▶ [Set task]:
Where a line holds "Dissolved", copy it.

::: Given data :::

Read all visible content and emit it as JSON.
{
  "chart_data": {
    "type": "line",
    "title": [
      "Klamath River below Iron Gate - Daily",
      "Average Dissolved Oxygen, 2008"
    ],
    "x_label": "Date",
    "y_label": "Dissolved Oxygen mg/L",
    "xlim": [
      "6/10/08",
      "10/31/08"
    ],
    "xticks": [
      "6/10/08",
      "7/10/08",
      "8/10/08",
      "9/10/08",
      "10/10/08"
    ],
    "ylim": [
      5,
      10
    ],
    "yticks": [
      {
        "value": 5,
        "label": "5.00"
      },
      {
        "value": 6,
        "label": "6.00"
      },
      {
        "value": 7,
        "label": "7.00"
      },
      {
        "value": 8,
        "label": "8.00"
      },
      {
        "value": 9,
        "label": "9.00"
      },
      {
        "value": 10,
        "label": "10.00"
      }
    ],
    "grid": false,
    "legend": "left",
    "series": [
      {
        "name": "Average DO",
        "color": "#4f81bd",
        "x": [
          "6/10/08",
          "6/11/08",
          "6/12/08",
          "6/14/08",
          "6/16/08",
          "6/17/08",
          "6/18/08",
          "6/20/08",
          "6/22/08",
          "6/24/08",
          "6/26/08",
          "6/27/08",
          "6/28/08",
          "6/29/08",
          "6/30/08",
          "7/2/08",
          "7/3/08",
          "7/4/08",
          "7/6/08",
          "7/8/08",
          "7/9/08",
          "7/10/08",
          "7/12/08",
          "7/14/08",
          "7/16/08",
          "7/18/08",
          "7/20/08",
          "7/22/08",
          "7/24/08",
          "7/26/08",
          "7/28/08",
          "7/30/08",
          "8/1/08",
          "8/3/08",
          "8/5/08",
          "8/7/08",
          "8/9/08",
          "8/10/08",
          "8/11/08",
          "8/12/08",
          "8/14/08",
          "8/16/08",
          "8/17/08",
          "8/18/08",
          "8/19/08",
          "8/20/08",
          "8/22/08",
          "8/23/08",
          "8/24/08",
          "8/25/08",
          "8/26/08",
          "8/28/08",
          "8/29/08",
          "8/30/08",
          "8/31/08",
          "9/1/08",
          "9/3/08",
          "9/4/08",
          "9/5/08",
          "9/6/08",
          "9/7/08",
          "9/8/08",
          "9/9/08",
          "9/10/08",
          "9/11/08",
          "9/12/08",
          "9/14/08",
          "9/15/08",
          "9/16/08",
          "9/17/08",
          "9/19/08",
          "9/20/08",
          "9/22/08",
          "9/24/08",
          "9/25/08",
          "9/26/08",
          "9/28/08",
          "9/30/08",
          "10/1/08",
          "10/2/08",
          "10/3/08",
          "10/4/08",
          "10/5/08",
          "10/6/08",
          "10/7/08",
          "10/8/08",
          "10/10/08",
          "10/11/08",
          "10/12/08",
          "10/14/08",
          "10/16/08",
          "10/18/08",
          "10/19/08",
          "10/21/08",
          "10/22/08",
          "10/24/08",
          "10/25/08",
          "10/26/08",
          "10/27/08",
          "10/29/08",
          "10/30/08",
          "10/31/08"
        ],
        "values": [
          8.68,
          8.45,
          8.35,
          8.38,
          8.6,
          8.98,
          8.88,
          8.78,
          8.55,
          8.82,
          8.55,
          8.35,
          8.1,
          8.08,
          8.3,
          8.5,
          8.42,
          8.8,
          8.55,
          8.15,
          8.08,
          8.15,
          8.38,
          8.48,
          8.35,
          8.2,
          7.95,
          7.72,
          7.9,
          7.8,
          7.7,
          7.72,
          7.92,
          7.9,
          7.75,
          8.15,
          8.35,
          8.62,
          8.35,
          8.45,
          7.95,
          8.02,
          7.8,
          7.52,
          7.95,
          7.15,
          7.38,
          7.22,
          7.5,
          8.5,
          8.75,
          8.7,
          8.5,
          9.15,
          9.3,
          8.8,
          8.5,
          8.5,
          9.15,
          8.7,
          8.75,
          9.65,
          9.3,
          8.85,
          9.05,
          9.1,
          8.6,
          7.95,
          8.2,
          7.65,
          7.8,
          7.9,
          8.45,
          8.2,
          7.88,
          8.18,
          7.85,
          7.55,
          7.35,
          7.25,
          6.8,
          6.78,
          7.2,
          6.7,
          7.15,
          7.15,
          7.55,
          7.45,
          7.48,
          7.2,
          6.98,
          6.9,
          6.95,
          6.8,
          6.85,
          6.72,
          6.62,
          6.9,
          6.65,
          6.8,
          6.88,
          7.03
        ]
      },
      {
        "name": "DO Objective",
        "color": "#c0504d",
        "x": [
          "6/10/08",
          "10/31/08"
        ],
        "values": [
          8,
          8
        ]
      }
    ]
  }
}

:::

▶ [Output]:
      "Average Dissolved Oxygen, 2008"
    "y_label": "Dissolved Oxygen mg/L",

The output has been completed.